TASK
Reproduce without change the lines from the one containing "calendar-cell: 7 Sunrise: 7:39" through the one containing "logo-icon bbox=[100, 16, 118, 34]", and output nothing else.

DATA PROVIDED
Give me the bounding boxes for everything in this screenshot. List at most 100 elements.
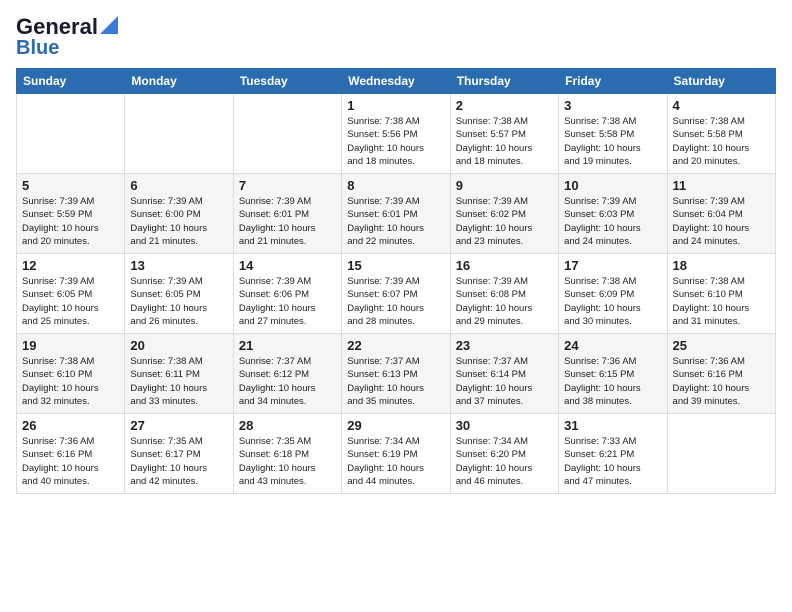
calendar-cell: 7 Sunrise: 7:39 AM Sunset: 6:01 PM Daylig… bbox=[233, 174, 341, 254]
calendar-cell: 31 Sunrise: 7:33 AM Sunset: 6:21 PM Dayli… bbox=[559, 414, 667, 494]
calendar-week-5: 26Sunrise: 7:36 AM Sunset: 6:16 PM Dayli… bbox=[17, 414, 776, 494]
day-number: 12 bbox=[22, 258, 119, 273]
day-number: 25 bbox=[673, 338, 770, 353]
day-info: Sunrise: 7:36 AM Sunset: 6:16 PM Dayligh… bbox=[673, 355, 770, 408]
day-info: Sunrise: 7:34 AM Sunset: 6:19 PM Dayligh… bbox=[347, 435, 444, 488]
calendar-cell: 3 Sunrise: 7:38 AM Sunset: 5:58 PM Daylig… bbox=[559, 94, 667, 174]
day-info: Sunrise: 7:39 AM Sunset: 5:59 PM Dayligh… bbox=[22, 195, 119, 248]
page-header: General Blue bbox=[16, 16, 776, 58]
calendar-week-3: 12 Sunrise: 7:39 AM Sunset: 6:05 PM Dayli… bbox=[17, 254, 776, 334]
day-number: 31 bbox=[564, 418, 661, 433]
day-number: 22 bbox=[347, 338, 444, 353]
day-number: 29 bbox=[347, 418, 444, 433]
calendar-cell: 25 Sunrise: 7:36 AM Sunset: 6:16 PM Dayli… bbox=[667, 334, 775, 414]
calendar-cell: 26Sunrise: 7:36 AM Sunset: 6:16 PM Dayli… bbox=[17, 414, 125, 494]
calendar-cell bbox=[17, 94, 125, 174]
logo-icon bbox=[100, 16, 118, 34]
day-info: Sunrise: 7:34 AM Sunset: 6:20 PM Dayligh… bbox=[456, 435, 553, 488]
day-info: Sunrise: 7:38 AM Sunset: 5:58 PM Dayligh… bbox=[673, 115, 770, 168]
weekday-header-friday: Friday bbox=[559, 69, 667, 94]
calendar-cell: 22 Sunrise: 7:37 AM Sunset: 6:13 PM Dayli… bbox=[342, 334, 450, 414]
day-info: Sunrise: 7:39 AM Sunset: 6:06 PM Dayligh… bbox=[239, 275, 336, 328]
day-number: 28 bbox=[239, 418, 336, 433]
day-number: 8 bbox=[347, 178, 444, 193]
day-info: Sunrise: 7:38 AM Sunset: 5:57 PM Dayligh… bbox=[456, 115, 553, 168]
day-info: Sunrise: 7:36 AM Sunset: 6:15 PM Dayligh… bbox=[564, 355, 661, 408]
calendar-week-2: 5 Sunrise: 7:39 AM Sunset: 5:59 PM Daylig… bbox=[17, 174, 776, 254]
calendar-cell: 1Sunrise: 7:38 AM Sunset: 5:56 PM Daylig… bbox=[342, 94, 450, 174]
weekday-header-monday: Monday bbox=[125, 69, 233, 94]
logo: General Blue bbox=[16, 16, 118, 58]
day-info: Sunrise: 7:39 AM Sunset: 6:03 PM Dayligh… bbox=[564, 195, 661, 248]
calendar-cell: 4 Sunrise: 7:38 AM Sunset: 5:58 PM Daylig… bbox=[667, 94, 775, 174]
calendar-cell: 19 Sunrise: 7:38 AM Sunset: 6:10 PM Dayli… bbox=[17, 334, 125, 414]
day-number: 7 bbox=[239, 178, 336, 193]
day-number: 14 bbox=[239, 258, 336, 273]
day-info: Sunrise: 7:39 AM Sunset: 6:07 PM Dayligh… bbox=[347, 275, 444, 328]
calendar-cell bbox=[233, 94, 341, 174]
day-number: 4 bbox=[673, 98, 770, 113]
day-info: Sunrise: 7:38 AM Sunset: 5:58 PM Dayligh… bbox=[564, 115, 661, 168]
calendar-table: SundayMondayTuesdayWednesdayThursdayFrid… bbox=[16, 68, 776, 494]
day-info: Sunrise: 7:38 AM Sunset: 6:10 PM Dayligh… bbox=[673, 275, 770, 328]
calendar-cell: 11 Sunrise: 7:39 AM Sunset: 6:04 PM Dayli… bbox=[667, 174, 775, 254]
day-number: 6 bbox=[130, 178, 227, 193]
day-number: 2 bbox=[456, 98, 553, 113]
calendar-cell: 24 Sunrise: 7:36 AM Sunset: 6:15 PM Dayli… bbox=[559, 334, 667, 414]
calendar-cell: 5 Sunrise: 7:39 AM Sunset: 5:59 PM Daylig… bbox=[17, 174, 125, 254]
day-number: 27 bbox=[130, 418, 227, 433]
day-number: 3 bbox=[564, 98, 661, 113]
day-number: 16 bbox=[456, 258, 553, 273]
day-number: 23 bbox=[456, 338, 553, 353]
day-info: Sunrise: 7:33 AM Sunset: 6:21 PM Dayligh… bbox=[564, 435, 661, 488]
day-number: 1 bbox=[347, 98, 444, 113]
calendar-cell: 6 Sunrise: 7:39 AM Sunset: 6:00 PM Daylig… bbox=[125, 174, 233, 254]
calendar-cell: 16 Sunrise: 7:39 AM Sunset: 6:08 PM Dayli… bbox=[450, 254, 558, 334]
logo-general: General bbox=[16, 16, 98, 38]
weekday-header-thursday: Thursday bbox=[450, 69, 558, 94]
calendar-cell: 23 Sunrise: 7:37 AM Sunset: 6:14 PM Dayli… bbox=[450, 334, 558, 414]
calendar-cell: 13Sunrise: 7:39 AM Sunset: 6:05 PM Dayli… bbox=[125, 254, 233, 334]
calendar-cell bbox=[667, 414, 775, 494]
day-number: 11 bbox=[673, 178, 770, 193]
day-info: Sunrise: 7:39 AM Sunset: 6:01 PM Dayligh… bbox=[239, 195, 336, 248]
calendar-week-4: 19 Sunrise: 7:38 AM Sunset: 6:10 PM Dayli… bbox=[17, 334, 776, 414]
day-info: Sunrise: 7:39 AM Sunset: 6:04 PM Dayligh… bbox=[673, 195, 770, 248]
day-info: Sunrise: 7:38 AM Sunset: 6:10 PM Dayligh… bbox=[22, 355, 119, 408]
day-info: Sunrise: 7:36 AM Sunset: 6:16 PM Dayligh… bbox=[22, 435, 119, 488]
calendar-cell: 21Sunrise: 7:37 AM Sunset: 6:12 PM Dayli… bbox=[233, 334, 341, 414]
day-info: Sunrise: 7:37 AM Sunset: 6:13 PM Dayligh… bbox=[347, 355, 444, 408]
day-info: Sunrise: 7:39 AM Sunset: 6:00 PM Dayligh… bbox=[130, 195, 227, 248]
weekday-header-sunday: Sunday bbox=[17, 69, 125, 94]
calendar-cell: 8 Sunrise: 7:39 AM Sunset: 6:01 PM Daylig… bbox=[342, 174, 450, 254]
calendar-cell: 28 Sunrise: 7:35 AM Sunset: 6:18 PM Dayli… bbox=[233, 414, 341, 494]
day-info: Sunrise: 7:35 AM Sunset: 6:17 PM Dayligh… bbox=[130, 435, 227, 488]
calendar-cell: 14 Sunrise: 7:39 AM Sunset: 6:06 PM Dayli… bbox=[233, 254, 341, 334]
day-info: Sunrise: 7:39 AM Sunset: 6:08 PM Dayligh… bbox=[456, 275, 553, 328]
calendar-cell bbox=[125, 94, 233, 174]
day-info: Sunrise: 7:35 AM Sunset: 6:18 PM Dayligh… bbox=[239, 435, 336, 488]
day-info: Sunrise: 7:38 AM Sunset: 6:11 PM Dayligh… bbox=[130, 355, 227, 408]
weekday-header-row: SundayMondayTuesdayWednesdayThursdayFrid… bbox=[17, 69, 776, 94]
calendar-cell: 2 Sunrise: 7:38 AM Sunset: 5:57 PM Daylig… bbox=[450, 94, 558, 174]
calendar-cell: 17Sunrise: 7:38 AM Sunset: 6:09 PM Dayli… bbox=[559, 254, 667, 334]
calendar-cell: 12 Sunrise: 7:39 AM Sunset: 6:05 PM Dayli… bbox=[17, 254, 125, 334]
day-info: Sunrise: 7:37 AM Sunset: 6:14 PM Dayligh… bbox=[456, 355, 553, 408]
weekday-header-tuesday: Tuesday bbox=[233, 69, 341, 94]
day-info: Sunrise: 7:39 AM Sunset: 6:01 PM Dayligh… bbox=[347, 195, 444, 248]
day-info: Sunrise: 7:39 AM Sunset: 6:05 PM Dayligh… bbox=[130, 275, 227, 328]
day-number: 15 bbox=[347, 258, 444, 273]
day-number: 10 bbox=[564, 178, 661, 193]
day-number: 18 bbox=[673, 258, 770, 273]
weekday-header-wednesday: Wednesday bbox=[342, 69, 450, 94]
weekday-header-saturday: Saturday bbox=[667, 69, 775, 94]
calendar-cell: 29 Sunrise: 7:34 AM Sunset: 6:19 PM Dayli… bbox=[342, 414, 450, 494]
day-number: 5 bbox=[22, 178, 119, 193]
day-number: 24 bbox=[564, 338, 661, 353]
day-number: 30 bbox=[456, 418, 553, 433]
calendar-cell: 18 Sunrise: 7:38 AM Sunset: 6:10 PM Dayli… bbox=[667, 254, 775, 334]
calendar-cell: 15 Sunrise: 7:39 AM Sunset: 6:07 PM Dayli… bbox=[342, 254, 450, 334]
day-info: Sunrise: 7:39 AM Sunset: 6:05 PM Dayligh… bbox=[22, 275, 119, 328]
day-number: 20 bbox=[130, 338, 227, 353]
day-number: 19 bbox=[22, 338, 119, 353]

--

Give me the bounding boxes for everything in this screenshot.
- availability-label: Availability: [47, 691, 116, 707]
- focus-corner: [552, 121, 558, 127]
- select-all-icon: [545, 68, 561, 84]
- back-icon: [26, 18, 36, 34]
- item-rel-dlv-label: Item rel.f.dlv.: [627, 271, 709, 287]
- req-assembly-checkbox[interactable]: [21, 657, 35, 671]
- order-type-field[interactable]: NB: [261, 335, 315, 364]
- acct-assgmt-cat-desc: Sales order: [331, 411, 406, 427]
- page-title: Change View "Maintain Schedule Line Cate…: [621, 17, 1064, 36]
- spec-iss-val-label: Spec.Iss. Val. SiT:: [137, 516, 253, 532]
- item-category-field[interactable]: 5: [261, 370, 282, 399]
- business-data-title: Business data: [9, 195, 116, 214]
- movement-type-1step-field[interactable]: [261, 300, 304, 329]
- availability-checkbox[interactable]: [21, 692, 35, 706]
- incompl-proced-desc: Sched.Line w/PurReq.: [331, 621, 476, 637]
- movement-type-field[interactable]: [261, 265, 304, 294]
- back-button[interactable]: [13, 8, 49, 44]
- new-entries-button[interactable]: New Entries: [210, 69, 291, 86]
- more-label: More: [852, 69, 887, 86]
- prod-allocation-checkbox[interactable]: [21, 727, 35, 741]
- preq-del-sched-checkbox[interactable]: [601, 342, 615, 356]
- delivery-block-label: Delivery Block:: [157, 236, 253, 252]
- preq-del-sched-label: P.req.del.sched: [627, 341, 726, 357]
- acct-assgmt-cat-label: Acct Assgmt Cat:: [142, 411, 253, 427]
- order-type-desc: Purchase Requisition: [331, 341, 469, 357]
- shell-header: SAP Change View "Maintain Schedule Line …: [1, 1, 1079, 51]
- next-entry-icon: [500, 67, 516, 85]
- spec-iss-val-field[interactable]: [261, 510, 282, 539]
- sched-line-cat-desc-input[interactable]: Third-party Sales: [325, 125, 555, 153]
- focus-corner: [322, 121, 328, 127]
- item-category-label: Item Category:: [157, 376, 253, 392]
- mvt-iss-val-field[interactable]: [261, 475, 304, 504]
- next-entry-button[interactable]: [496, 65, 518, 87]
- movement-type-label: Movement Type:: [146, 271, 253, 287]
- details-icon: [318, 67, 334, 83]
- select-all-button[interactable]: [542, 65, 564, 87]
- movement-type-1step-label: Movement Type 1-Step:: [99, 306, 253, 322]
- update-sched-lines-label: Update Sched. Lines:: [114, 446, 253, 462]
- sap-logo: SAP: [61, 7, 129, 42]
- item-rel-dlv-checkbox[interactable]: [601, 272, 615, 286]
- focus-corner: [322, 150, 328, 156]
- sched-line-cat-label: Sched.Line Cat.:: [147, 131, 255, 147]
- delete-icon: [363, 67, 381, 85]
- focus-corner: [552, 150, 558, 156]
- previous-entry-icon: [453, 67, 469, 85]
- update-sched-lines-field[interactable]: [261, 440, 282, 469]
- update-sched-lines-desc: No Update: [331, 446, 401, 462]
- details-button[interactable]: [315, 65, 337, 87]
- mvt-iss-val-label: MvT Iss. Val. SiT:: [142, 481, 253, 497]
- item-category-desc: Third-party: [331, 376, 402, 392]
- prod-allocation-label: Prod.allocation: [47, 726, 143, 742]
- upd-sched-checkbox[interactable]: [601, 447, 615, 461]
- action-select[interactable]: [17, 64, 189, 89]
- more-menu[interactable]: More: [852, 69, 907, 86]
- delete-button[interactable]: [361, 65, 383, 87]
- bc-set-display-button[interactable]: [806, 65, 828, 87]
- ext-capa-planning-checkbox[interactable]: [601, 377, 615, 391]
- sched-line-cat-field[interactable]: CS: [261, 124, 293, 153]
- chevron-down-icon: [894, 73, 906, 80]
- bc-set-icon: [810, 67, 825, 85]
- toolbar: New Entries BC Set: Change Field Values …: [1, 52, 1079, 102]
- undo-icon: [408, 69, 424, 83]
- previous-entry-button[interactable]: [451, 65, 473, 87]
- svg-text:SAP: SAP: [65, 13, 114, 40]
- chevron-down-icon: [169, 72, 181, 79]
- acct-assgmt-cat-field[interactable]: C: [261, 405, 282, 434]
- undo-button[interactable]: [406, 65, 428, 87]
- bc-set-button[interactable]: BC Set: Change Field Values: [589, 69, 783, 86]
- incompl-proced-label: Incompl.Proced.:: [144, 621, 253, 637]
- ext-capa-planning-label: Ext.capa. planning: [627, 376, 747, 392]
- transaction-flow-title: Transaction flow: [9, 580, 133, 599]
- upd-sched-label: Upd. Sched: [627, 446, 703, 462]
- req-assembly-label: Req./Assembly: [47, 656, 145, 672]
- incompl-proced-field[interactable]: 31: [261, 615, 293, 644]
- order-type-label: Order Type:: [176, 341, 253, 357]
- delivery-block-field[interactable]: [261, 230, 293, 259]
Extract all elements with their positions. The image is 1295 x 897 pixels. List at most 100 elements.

EXERCISE ANSWER
calendar-cell: 7 Sunrise: 7:39 AM Sunset: 6:01 PM Daylig… bbox=[233, 174, 341, 254]
calendar-cell: 31 Sunrise: 7:33 AM Sunset: 6:21 PM Dayli… bbox=[559, 414, 667, 494]
calendar-week-5: 26Sunrise: 7:36 AM Sunset: 6:16 PM Dayli… bbox=[17, 414, 776, 494]
day-number: 12 bbox=[22, 258, 119, 273]
day-number: 25 bbox=[673, 338, 770, 353]
day-info: Sunrise: 7:36 AM Sunset: 6:16 PM Dayligh… bbox=[673, 355, 770, 408]
day-info: Sunrise: 7:34 AM Sunset: 6:19 PM Dayligh… bbox=[347, 435, 444, 488]
calendar-cell: 3 Sunrise: 7:38 AM Sunset: 5:58 PM Daylig… bbox=[559, 94, 667, 174]
day-info: Sunrise: 7:39 AM Sunset: 5:59 PM Dayligh… bbox=[22, 195, 119, 248]
page-header: General Blue bbox=[16, 16, 776, 58]
calendar-week-3: 12 Sunrise: 7:39 AM Sunset: 6:05 PM Dayli… bbox=[17, 254, 776, 334]
day-number: 31 bbox=[564, 418, 661, 433]
day-number: 22 bbox=[347, 338, 444, 353]
day-number: 29 bbox=[347, 418, 444, 433]
calendar-cell: 25 Sunrise: 7:36 AM Sunset: 6:16 PM Dayli… bbox=[667, 334, 775, 414]
calendar-cell: 26Sunrise: 7:36 AM Sunset: 6:16 PM Dayli… bbox=[17, 414, 125, 494]
calendar-cell bbox=[17, 94, 125, 174]
logo-icon bbox=[100, 16, 118, 34]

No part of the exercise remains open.